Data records
—————
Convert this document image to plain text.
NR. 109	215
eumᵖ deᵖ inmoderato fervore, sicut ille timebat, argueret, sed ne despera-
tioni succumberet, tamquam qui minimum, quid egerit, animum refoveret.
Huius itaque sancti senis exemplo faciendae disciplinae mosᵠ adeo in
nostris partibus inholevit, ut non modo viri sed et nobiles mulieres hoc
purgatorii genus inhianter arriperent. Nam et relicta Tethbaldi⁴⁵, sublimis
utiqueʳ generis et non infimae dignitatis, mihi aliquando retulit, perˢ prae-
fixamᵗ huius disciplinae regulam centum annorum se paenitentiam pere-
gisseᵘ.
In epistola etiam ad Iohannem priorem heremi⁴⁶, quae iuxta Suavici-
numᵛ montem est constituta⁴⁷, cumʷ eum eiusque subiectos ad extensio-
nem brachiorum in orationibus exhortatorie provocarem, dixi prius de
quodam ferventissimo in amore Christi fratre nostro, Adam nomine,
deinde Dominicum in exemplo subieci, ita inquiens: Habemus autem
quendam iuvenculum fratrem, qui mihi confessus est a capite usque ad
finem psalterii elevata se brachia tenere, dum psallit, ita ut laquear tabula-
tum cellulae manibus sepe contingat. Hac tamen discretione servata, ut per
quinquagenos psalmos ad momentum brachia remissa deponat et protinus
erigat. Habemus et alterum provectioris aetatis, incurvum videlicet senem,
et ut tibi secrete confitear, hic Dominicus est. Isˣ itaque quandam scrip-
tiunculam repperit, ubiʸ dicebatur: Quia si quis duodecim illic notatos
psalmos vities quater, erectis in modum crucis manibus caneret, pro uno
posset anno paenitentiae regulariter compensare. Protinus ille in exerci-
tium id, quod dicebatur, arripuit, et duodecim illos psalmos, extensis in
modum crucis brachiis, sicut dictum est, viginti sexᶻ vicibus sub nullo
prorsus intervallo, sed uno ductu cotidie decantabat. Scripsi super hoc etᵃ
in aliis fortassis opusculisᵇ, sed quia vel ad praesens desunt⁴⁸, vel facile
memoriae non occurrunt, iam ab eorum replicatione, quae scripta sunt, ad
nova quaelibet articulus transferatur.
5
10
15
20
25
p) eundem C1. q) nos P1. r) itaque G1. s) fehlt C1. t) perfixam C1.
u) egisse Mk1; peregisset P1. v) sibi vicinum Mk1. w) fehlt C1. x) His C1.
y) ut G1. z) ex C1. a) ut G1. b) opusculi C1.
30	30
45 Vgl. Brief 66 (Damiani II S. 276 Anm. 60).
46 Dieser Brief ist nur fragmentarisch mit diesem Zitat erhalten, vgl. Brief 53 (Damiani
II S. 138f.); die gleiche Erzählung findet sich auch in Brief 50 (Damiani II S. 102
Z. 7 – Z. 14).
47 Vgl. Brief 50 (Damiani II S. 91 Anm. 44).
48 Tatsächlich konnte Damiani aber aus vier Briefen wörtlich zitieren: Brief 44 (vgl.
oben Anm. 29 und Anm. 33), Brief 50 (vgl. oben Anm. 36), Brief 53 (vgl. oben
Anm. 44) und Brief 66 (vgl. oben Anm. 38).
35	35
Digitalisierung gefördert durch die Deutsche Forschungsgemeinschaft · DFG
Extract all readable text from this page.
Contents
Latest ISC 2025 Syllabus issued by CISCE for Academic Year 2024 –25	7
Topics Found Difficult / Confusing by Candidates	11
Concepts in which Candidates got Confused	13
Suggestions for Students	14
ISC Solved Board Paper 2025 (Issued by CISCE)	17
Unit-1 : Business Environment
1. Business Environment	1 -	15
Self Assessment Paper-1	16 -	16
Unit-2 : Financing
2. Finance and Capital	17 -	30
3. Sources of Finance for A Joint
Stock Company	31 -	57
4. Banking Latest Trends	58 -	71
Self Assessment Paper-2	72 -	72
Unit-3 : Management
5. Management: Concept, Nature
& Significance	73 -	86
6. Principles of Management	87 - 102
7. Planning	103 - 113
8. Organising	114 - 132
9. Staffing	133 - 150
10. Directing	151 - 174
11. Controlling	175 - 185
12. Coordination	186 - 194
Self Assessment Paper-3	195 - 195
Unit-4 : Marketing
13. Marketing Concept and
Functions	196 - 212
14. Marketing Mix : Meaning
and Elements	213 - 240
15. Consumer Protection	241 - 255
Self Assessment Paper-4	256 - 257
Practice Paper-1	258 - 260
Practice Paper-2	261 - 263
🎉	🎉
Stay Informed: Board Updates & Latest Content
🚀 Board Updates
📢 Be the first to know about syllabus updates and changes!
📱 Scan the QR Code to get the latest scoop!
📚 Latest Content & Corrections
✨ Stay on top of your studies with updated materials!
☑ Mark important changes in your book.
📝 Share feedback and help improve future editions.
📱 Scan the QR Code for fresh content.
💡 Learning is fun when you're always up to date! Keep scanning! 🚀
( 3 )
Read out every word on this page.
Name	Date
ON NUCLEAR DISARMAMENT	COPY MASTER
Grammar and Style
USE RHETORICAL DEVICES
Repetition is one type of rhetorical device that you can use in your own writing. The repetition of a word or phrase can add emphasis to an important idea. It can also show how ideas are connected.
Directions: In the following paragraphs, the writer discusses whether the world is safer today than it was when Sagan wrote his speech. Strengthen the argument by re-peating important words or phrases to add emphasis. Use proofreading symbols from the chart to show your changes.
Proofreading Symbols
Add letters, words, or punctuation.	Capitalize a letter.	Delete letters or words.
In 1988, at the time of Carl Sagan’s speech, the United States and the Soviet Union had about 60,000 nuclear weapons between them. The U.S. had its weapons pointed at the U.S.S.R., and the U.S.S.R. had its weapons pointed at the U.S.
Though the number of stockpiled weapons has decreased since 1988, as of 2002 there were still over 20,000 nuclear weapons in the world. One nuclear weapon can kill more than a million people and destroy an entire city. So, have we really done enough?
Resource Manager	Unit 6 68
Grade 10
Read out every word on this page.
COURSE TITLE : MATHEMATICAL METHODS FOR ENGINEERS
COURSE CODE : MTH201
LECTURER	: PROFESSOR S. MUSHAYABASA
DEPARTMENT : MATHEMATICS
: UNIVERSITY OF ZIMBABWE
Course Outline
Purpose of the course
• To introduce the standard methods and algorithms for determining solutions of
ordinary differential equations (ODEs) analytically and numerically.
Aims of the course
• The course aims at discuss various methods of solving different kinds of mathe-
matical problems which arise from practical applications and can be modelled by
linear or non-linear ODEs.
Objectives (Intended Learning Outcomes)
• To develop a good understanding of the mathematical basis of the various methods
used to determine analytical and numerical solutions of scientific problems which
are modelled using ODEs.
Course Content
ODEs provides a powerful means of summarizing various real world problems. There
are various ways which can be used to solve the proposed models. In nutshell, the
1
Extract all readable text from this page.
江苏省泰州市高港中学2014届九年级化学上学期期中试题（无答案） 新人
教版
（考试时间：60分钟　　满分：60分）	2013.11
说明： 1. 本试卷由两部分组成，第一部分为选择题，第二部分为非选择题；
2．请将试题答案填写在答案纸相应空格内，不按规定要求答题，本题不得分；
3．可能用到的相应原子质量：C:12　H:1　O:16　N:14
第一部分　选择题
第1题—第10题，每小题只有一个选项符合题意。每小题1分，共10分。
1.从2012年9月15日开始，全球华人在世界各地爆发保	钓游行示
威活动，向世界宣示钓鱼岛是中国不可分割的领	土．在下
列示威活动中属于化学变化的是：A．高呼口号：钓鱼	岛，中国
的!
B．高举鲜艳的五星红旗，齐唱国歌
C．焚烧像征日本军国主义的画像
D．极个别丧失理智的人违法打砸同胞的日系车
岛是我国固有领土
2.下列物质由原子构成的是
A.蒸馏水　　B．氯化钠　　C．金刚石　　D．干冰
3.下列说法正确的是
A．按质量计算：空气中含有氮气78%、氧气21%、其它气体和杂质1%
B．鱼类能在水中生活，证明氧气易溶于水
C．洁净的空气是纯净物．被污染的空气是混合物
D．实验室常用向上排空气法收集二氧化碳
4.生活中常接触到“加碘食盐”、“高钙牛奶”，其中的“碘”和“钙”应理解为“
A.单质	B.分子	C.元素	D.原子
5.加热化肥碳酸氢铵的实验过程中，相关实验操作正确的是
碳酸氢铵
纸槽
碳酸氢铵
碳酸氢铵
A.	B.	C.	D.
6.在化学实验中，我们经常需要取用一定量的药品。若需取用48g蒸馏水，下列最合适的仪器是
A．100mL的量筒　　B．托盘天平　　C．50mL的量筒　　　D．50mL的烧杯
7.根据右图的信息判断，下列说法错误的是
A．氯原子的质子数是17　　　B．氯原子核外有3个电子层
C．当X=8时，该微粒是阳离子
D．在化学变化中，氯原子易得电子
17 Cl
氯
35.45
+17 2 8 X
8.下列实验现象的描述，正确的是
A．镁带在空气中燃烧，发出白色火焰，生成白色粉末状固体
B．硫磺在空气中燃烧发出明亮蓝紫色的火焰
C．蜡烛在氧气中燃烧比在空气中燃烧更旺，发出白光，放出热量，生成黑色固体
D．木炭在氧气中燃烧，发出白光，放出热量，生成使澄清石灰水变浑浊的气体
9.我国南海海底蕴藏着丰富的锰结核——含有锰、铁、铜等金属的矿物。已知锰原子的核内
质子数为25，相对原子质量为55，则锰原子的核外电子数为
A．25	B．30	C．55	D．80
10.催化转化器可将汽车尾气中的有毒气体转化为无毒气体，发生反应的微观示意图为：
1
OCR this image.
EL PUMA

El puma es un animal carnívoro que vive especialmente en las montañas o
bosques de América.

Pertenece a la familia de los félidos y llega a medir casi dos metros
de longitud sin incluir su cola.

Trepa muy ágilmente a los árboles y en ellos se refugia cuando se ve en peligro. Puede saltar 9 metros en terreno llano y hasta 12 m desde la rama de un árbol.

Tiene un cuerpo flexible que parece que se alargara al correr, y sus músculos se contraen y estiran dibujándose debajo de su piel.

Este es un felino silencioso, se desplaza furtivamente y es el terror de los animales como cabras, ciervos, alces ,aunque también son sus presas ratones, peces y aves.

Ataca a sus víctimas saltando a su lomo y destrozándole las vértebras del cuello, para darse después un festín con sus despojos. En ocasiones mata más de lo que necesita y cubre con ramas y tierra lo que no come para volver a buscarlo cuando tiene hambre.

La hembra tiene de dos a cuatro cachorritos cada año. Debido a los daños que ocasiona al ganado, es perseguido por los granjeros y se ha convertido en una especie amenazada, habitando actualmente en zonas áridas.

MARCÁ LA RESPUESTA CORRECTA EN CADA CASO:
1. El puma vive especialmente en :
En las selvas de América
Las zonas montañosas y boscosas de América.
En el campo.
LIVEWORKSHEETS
—————
**The problem**: Repeat exactly, and only, the lines of the records above, starting with the line that contains "OCR this image." and ending with the final line, both included.

**Response below**:
OCR this image.
EL PUMA

El puma es un animal carnívoro que vive especialmente en las montañas o
bosques de América.

Pertenece a la familia de los félidos y llega a medir casi dos metros
de longitud sin incluir su cola.

Trepa muy ágilmente a los árboles y en ellos se refugia cuando se ve en peligro. Puede saltar 9 metros en terreno llano y hasta 12 m desde la rama de un árbol.

Tiene un cuerpo flexible que parece que se alargara al correr, y sus músculos se contraen y estiran dibujándose debajo de su piel.

Este es un felino silencioso, se desplaza furtivamente y es el terror de los animales como cabras, ciervos, alces ,aunque también son sus presas ratones, peces y aves.

Ataca a sus víctimas saltando a su lomo y destrozándole las vértebras del cuello, para darse después un festín con sus despojos. En ocasiones mata más de lo que necesita y cubre con ramas y tierra lo que no come para volver a buscarlo cuando tiene hambre.

La hembra tiene de dos a cuatro cachorritos cada año. Debido a los daños que ocasiona al ganado, es perseguido por los granjeros y se ha convertido en una especie amenazada, habitando actualmente en zonas áridas.

MARCÁ LA RESPUESTA CORRECTA EN CADA CASO:
1. El puma vive especialmente en :
En las selvas de América
Las zonas montañosas y boscosas de América.
En el campo.
LIVEWORKSHEETS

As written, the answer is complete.